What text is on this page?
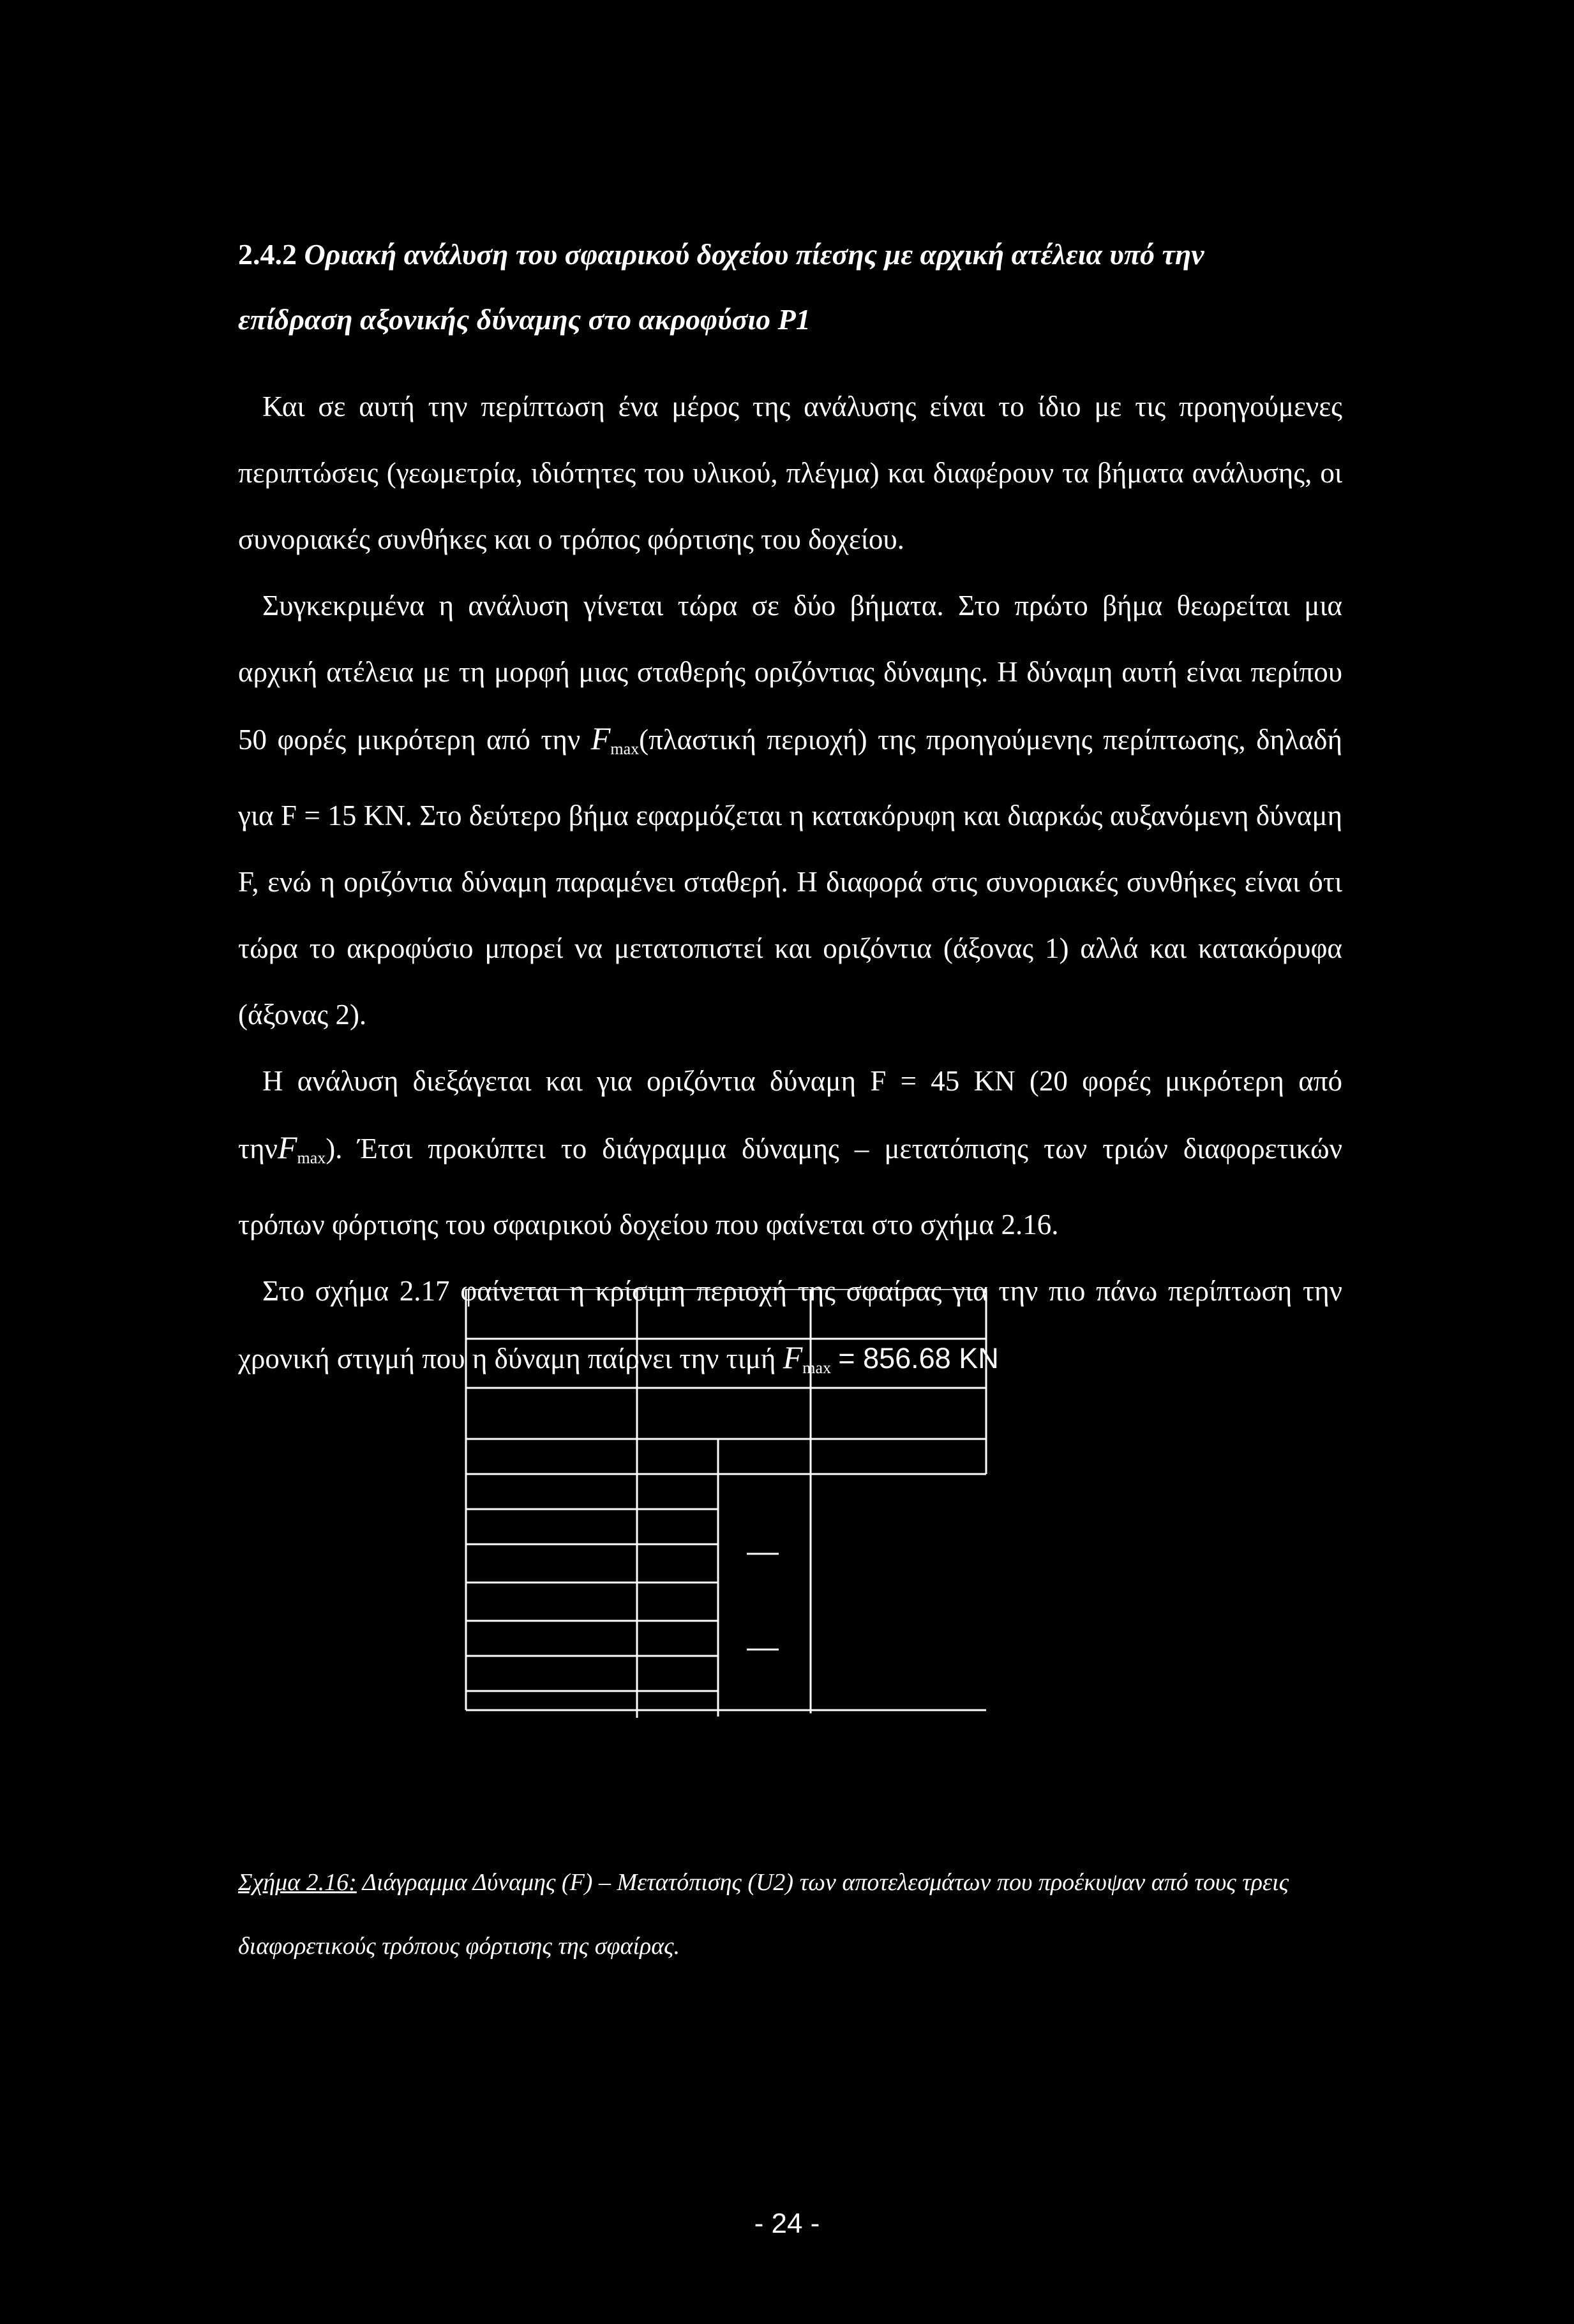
2.4.2 Οριακή ανάλυση του σφαιρικού δοχείου πίεσης με αρχική ατέλεια υπό την
επίδραση αξονικής δύναμης στο ακροφύσιο P1

Και σε αυτή την περίπτωση ένα μέρος της ανάλυσης είναι το ίδιο με τις προηγούμενες περιπτώσεις (γεωμετρία, ιδιότητες του υλικού, πλέγμα) και διαφέρουν τα βήματα ανάλυσης, οι συνοριακές συνθήκες και ο τρόπος φόρτισης του δοχείου.

Συγκεκριμένα η ανάλυση γίνεται τώρα σε δύο βήματα. Στο πρώτο βήμα θεωρείται μια αρχική ατέλεια με τη μορφή μιας σταθερής οριζόντιας δύναμης. Η δύναμη αυτή είναι περίπου 50 φορές μικρότερη από την $F_{max}(\pi\lambda\alpha\sigma\tau\iota\kappa ή$ περιοχή) της προηγούμενης περίπτωσης, δηλαδή για F = 15 KN. Στο δεύτερο βήμα εφαρμόζεται η κατακόρυφη και διαρκώς αυξανόμενη δύναμη F, ενώ η οριζόντια δύναμη παραμένει σταθερή. Η διαφορά στις συνοριακές συνθήκες είναι ότι τώρα το ακροφύσιο μπορεί να μετατοπιστεί και οριζόντια (άξονας 1) αλλά και κατακόρυφα (άξονας 2).

Η ανάλυση διεξάγεται και για οριζόντια δύναμη F = 45 KN (20 φορές μικρότερη από τηνF$_{max}$). Έτσι προκύπτει το διάγραμμα δύναμης – μετατόπισης των τριών διαφορετικών τρόπων φόρτισης του σφαιρικού δοχείου που φαίνεται στο σχήμα 2.16.

Στο σχήμα 2.17 φαίνεται η κρίσιμη περιοχή της σφαίρας για την πιο πάνω περίπτωση την χρονική στιγμή που η δύναμη παίρνει την τιμή $F_{max} = 856.68$ KN

Σχήμα 2.16: Διάγραμμα Δύναμης (F) – Μετατόπισης (U2) των αποτελεσμάτων που προέκυψαν από τους τρεις διαφορετικούς τρόπους φόρτισης της σφαίρας.
- 24 -
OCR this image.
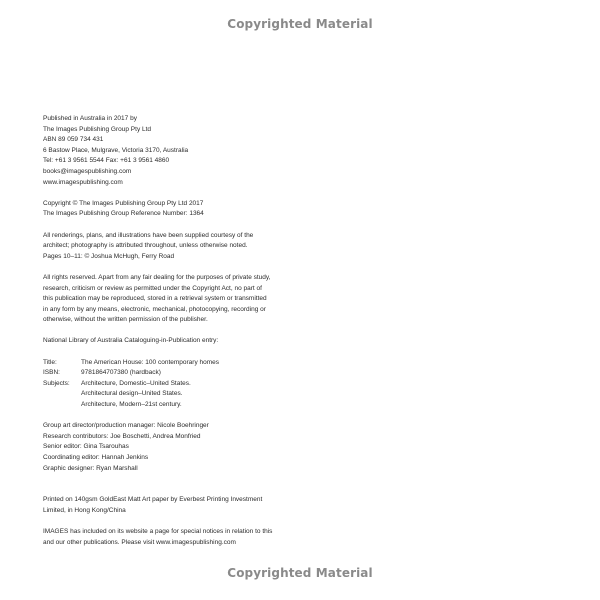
Copyrighted Material
Published in Australia in 2017 by
The Images Publishing Group Pty Ltd
ABN 89 059 734 431
6 Bastow Place, Mulgrave, Victoria 3170, Australia
Tel: +61 3 9561 5544 Fax: +61 3 9561 4860
books@imagespublishing.com
www.imagespublishing.com
Copyright © The Images Publishing Group Pty Ltd 2017
The Images Publishing Group Reference Number: 1364
All renderings, plans, and illustrations have been supplied courtesy of the
architect; photography is attributed throughout, unless otherwise noted.
Pages 10–11: © Joshua McHugh, Ferry Road
All rights reserved. Apart from any fair dealing for the purposes of private study,
research, criticism or review as permitted under the Copyright Act, no part of
this publication may be reproduced, stored in a retrieval system or transmitted
in any form by any means, electronic, mechanical, photocopying, recording or
otherwise, without the written permission of the publisher.
National Library of Australia Cataloguing-in-Publication entry:
Title:	The American House: 100 contemporary homes
ISBN:	9781864707380 (hardback)
Subjects:	Architecture, Domestic–United States.
Architectural design–United States.
Architecture, Modern–21st century.
Group art director/production manager: Nicole Boehringer
Research contributors: Joe Boschetti, Andrea Monfried
Senior editor: Gina Tsarouhas
Coordinating editor: Hannah Jenkins
Graphic designer: Ryan Marshall
Printed on 140gsm GoldEast Matt Art paper by Everbest Printing Investment
Limited, in Hong Kong/China
IMAGES has included on its website a page for special notices in relation to this
and our other publications. Please visit www.imagespublishing.com
Copyrighted Material
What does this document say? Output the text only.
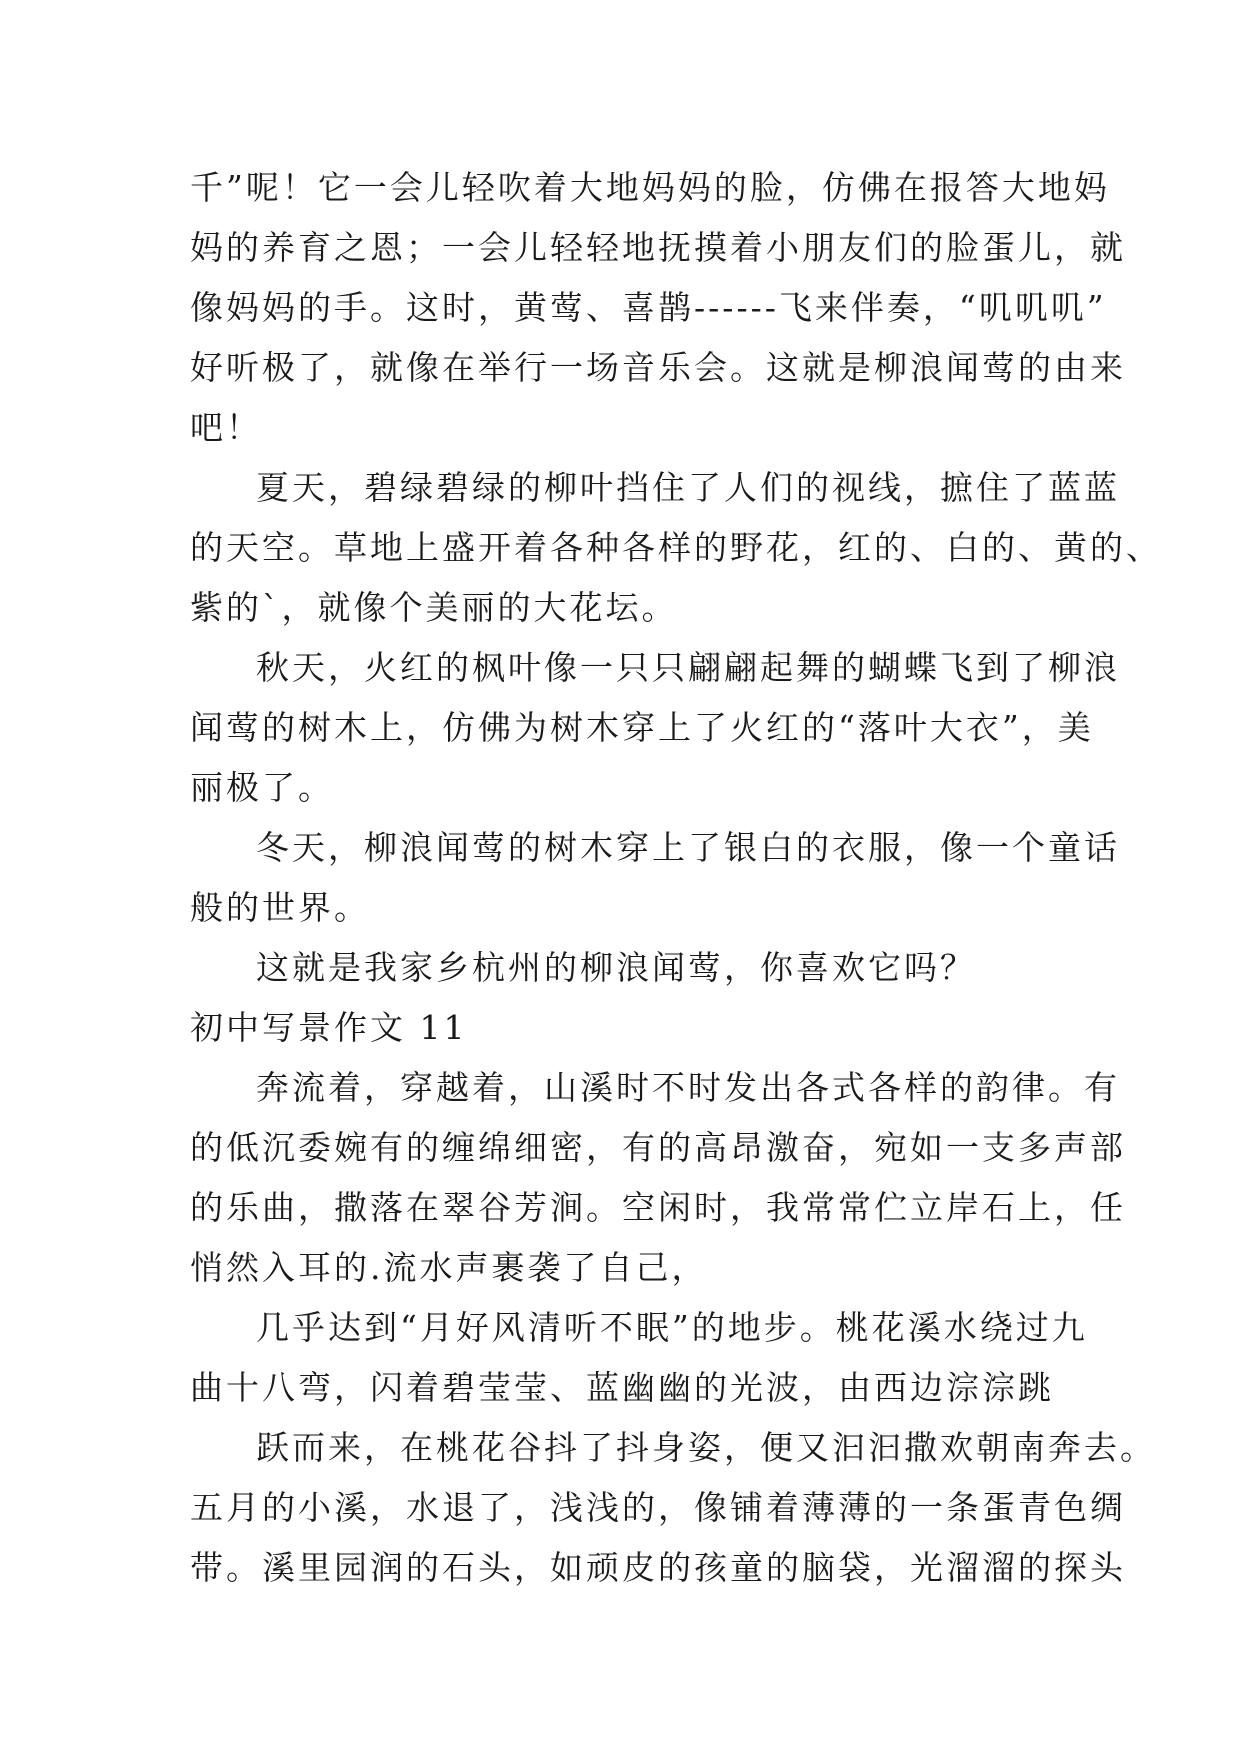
千”呢！它一会儿轻吹着大地妈妈的脸，仿佛在报答大地妈
妈的养育之恩；一会儿轻轻地抚摸着小朋友们的脸蛋儿，就
像妈妈的手。这时，黄莺、喜鹊------飞来伴奏，“叽叽叽”
好听极了，就像在举行一场音乐会。这就是柳浪闻莺的由来
吧！
夏天，碧绿碧绿的柳叶挡住了人们的视线，摭住了蓝蓝
的天空。草地上盛开着各种各样的野花，红的、白的、黄的、
紫的`，就像个美丽的大花坛。
秋天，火红的枫叶像一只只翩翩起舞的蝴蝶飞到了柳浪
闻莺的树木上，仿佛为树木穿上了火红的“落叶大衣”，美
丽极了。
冬天，柳浪闻莺的树木穿上了银白的衣服，像一个童话
般的世界。
这就是我家乡杭州的柳浪闻莺，你喜欢它吗？
初中写景作文 11
奔流着，穿越着，山溪时不时发出各式各样的韵律。有
的低沉委婉有的缠绵细密，有的高昂激奋，宛如一支多声部
的乐曲，撒落在翠谷芳涧。空闲时，我常常伫立岸石上，任
悄然入耳的.流水声裹袭了自己，
几乎达到“月好风清听不眠”的地步。桃花溪水绕过九
曲十八弯，闪着碧莹莹、蓝幽幽的光波，由西边淙淙跳
跃而来，在桃花谷抖了抖身姿，便又汩汩撒欢朝南奔去。
五月的小溪，水退了，浅浅的，像铺着薄薄的一条蛋青色绸
带。溪里园润的石头，如顽皮的孩童的脑袋，光溜溜的探头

(Task brief) Report all lines of the data that include the word "μικρότερη".

(Response to the exercise)
Συγκεκριμένα η ανάλυση γίνεται τώρα σε δύο βήματα. Στο πρώτο βήμα θεωρείται μια αρχική ατέλεια με τη μορφή μιας σταθερής οριζόντιας δύναμης. Η δύναμη αυτή είναι περίπου 50 φορές μικρότερη από την $F_{max}(\pi\lambda\alpha\sigma\tau\iota\kappa ή$ περιοχή) της προηγούμενης περίπτωσης, δηλαδή για F = 15 KN. Στο δεύτερο βήμα εφαρμόζεται η κατακόρυφη και διαρκώς αυξανόμενη δύναμη F, ενώ η οριζόντια δύναμη παραμένει σταθερή. Η διαφορά στις συνοριακές συνθήκες είναι ότι τώρα το ακροφύσιο μπορεί να μετατοπιστεί και οριζόντια (άξονας 1) αλλά και κατακόρυφα (άξονας 2).
Η ανάλυση διεξάγεται και για οριζόντια δύναμη F = 45 KN (20 φορές μικρότερη από τηνF$_{max}$). Έτσι προκύπτει το διάγραμμα δύναμης – μετατόπισης των τριών διαφορετικών τρόπων φόρτισης του σφαιρικού δοχείου που φαίνεται στο σχήμα 2.16.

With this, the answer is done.